--- START ---
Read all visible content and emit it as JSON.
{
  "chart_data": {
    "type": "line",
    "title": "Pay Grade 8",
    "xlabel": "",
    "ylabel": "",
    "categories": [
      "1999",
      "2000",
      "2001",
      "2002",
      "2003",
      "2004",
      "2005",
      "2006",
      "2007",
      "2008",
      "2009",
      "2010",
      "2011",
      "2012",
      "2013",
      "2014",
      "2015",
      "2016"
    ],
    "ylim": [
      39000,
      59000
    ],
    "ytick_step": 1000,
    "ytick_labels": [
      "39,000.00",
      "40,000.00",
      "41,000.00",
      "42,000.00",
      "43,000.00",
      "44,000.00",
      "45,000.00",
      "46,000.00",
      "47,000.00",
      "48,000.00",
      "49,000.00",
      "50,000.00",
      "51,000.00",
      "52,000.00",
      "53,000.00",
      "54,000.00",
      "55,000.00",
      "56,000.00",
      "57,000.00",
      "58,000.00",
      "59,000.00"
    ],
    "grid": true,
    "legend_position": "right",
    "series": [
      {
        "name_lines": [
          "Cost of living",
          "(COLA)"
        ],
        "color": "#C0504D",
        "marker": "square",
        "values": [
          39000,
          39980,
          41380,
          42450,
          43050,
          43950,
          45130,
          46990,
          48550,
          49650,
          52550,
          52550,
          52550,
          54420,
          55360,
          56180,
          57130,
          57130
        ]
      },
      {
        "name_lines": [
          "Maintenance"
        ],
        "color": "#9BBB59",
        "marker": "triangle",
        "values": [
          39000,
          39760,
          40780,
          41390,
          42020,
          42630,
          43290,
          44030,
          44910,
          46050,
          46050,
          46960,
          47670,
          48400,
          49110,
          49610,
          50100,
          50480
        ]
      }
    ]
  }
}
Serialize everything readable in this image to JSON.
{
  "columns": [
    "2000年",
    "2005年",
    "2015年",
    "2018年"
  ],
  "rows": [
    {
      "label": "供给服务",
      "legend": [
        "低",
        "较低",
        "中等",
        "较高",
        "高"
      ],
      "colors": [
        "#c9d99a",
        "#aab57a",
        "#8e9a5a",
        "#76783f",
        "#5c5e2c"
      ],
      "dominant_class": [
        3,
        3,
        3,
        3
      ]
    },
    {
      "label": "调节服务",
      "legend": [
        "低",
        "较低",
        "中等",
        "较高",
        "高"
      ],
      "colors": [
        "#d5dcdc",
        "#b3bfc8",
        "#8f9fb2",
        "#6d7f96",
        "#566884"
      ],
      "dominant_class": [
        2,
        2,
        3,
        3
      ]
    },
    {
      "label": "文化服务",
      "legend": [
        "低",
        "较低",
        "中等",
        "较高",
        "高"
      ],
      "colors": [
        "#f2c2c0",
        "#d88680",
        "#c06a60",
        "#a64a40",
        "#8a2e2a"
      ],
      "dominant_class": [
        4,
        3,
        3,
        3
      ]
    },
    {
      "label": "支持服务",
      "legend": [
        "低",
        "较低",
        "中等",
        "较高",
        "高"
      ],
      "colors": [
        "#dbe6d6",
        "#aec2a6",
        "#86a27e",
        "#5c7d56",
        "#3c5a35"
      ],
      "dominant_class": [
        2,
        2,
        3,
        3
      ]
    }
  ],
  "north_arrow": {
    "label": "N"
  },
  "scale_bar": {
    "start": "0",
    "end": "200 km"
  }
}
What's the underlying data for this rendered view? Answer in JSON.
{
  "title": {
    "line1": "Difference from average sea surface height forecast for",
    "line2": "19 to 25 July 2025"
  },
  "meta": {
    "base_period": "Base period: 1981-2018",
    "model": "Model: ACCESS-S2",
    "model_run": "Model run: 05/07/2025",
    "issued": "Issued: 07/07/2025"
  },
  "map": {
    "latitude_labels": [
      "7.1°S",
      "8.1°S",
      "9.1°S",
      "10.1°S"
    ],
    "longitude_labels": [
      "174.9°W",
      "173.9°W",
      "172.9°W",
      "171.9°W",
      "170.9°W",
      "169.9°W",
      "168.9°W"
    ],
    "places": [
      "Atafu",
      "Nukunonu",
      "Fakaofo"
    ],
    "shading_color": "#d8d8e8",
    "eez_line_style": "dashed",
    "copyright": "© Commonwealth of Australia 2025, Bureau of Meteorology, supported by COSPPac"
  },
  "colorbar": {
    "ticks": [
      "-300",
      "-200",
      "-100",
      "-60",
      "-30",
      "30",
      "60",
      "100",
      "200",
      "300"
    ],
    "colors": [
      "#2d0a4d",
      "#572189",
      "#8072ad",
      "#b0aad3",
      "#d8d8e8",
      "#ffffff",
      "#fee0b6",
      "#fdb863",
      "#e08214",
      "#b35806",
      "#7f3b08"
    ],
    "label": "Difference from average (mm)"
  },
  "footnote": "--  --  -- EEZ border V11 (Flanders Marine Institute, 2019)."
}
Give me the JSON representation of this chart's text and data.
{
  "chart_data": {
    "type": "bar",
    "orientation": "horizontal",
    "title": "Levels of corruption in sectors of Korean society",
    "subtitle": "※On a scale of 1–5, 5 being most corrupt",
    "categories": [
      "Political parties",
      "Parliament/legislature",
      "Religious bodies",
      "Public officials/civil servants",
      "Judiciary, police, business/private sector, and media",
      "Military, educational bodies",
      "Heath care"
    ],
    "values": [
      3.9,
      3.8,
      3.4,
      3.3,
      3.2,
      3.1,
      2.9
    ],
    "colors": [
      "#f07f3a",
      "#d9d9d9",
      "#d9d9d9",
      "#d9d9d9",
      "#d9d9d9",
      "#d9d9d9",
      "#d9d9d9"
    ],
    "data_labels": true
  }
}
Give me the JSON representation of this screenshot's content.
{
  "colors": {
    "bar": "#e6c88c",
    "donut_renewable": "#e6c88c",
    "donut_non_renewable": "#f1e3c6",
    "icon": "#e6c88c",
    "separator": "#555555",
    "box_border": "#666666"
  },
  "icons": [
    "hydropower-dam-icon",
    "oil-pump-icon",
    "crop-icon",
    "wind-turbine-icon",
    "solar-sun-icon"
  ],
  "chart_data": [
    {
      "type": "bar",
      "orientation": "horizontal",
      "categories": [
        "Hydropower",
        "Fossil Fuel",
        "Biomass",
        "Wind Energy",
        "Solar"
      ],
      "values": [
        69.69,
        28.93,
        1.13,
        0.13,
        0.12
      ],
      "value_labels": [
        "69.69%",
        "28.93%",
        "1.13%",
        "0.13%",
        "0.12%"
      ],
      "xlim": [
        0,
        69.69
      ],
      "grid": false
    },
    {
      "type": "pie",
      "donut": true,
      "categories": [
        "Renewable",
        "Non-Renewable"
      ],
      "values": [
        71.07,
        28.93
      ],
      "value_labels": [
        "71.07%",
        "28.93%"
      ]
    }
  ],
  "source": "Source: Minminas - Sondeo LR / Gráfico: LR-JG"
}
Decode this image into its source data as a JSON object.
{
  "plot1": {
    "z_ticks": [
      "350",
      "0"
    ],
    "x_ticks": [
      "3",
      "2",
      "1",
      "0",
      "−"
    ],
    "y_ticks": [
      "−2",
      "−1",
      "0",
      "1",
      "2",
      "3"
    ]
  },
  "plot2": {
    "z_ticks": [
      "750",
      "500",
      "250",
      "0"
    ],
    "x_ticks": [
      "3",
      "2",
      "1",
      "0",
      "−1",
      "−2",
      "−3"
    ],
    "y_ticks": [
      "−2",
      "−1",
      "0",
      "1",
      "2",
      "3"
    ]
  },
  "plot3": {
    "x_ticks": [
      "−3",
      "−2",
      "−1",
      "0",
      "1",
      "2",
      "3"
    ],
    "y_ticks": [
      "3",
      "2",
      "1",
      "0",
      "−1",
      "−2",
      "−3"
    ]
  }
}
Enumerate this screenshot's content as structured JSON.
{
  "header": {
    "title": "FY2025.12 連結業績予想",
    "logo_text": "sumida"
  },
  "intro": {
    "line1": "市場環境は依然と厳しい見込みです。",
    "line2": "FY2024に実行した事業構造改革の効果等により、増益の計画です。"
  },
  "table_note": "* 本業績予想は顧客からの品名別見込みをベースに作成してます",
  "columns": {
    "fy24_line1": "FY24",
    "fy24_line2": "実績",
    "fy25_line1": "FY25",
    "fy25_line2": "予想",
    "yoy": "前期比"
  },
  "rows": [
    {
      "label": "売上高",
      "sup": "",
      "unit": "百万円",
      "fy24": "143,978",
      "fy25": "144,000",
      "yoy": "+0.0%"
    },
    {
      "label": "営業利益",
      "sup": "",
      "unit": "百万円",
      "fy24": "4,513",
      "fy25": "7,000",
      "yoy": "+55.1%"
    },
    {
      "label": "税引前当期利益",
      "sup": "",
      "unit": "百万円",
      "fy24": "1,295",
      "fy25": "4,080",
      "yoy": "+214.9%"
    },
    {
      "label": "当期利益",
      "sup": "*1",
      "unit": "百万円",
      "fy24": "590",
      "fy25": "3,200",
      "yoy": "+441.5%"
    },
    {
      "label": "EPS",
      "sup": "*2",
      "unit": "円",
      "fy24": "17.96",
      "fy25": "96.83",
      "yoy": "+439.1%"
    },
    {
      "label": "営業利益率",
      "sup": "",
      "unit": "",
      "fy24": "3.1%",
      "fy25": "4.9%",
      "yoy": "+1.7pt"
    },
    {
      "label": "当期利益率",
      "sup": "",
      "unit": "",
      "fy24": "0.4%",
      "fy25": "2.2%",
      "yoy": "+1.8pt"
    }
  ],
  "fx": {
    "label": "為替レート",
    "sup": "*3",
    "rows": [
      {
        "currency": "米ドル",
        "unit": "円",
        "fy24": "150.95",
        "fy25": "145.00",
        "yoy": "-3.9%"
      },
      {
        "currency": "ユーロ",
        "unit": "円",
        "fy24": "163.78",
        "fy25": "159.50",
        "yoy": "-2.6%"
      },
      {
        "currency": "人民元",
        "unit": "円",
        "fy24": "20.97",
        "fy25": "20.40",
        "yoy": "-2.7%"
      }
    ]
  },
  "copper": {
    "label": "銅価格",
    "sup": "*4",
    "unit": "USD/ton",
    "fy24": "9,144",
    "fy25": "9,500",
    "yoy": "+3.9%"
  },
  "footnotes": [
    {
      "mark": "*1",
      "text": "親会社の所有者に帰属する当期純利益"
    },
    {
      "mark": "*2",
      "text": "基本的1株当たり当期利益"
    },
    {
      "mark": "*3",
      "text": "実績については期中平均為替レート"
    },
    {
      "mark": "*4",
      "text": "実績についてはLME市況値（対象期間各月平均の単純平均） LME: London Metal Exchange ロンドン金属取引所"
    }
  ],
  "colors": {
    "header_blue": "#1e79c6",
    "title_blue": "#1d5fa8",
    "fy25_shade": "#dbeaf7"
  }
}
--- END ---
SHORT EXERCISE: Copy out each line of the material that holds the word "Model".

OUTPUT:
    "model": "Model: ACCESS-S2",
    "model_run": "Model run: 05/07/2025",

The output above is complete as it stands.